Records that describe figures
------------
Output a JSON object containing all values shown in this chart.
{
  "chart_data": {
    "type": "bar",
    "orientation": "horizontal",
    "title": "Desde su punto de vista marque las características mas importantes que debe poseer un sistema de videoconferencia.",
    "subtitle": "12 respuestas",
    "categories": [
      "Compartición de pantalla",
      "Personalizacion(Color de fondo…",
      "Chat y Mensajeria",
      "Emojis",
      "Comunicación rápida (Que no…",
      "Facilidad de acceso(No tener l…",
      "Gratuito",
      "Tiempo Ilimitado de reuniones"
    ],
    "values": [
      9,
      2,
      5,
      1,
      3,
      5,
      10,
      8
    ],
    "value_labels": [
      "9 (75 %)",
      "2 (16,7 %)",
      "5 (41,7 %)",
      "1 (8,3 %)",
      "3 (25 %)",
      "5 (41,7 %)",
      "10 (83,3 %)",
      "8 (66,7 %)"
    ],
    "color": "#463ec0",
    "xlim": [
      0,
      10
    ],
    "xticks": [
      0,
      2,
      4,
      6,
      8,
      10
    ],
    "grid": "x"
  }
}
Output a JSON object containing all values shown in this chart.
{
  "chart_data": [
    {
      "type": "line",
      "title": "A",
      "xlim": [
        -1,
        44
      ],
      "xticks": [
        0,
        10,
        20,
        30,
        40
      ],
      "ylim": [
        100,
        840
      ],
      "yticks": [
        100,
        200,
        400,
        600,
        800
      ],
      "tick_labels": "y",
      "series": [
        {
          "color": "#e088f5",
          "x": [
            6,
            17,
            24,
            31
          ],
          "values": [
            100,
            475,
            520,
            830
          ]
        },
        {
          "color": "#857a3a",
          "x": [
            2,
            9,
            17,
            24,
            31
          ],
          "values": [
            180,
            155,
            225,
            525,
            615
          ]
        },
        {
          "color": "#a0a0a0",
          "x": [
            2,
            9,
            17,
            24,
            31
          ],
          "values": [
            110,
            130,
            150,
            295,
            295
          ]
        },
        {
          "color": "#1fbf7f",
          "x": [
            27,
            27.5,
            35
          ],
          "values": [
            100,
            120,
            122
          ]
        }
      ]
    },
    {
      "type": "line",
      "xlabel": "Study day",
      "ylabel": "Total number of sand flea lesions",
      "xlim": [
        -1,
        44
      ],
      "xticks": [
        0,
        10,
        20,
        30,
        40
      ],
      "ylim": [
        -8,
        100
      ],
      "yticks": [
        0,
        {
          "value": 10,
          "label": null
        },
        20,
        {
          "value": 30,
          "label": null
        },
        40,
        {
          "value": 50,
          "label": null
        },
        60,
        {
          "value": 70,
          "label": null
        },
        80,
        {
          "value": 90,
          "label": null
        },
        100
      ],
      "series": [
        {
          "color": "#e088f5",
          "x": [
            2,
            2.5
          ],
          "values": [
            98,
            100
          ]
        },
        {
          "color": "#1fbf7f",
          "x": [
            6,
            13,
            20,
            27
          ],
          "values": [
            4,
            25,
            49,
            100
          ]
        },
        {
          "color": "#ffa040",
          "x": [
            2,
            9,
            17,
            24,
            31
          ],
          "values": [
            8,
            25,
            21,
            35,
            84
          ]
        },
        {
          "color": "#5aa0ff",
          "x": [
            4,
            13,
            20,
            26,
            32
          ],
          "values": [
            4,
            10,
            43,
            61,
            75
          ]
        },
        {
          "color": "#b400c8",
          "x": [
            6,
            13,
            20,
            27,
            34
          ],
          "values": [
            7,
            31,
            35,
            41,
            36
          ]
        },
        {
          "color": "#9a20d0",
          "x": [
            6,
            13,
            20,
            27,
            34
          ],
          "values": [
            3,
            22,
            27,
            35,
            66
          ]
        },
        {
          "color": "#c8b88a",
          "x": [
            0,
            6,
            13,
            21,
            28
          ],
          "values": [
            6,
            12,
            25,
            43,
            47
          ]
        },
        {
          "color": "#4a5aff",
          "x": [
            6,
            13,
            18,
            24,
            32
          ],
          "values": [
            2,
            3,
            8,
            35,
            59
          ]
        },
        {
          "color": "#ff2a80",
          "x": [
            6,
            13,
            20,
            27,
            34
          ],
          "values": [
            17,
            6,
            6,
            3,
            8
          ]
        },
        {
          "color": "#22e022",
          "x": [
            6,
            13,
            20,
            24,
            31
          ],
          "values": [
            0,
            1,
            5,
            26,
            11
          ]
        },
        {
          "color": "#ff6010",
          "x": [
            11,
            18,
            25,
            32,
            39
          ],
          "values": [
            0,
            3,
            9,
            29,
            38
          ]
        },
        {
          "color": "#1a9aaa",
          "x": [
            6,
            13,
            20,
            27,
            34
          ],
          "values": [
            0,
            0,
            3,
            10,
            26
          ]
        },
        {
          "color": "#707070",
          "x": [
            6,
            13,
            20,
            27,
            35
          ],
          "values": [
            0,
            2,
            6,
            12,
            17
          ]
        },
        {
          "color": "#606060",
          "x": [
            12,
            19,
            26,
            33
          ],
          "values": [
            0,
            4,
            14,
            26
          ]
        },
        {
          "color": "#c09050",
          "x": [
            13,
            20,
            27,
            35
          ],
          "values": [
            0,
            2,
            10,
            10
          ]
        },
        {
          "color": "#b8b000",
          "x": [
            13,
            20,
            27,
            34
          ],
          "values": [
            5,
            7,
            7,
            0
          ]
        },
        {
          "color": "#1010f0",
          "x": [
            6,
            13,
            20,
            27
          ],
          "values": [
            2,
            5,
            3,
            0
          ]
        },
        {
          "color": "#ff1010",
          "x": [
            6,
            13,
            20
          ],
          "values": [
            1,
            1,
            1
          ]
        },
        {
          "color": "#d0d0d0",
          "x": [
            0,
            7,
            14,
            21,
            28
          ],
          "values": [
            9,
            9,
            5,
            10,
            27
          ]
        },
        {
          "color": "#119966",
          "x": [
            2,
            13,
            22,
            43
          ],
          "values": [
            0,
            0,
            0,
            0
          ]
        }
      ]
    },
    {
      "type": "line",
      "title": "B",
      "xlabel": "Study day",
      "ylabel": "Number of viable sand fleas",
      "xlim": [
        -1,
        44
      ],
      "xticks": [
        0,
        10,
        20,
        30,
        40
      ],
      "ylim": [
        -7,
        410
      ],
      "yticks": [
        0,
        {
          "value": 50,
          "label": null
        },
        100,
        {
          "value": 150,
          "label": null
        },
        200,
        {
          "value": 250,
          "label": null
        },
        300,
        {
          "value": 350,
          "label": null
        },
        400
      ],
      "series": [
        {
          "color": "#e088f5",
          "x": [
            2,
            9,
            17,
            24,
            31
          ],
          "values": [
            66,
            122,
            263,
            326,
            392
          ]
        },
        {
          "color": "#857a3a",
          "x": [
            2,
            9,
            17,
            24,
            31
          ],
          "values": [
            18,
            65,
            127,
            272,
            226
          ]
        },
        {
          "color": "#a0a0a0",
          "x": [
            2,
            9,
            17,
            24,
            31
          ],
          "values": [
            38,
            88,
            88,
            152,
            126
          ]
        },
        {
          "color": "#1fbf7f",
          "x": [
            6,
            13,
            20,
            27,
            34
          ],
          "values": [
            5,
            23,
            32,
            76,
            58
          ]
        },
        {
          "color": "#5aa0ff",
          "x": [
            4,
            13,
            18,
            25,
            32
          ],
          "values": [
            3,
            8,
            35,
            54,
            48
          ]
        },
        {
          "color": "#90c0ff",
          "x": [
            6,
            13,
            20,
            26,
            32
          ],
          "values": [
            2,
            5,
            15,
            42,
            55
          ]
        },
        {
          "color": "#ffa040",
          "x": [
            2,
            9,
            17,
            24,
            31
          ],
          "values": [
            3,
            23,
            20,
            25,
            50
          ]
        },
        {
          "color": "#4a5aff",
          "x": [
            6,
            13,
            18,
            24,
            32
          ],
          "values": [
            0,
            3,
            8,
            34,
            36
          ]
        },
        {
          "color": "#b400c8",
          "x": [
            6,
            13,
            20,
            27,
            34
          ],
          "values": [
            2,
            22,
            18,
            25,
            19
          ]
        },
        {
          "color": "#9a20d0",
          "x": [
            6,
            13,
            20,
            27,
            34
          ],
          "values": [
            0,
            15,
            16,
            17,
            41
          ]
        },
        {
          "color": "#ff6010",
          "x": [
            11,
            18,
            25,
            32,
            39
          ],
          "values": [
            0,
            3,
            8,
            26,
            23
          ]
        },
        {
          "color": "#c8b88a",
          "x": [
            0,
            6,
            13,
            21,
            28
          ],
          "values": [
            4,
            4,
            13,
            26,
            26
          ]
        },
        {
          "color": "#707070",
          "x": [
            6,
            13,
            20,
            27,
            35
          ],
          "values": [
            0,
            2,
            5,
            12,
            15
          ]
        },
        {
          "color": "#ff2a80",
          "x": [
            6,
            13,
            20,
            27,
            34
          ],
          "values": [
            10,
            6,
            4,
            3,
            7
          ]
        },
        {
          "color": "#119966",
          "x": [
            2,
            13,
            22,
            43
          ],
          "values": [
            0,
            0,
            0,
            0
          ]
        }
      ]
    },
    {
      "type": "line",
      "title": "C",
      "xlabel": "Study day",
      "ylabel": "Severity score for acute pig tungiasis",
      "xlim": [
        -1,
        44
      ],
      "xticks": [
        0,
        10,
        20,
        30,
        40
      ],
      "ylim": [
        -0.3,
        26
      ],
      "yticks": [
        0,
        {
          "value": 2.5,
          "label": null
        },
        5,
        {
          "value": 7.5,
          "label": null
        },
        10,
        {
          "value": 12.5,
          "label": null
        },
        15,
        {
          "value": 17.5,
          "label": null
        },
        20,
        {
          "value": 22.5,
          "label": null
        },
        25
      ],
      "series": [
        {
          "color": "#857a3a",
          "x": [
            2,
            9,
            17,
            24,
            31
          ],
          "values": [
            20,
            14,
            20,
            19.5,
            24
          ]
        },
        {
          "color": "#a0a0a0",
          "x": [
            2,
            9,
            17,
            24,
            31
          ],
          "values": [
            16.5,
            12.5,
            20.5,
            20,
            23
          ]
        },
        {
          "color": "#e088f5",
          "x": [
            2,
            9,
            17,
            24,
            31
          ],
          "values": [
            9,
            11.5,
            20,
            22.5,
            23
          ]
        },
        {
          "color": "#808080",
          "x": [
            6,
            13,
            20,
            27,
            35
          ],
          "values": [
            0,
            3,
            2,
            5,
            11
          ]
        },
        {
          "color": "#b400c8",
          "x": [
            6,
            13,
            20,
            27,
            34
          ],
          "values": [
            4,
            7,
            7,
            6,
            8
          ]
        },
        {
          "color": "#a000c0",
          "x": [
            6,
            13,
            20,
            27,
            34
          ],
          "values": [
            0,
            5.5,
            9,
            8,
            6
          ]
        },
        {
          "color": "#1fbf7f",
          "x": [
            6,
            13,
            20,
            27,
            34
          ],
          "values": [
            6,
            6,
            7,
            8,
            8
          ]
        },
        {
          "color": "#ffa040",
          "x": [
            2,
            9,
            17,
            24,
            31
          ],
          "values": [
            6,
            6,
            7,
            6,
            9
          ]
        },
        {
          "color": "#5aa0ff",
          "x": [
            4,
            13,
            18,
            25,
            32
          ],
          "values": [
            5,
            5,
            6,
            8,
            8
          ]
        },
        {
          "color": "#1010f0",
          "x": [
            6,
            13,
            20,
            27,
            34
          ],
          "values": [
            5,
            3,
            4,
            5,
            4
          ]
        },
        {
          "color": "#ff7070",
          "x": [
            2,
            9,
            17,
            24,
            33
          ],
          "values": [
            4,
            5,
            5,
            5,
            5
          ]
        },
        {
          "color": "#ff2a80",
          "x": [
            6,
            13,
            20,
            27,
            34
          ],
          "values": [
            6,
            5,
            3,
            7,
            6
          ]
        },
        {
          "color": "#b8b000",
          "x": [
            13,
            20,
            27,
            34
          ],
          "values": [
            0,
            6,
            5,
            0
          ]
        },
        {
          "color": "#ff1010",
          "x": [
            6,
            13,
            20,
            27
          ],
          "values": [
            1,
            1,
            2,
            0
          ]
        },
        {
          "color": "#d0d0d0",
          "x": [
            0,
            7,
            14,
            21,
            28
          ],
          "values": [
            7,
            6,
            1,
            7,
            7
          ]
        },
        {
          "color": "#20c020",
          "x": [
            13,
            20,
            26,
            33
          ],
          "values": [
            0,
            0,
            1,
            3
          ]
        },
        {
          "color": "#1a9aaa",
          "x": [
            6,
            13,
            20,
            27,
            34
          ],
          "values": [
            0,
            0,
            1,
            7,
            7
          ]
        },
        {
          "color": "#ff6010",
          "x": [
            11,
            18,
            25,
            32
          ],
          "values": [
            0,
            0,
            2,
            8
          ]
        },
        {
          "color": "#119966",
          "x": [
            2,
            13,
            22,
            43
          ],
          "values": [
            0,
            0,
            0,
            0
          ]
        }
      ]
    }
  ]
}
------------
* [Task instructions] Using the material above, work out how many lines contain the string "sand". Give that number alone.

* [Exercise response] 2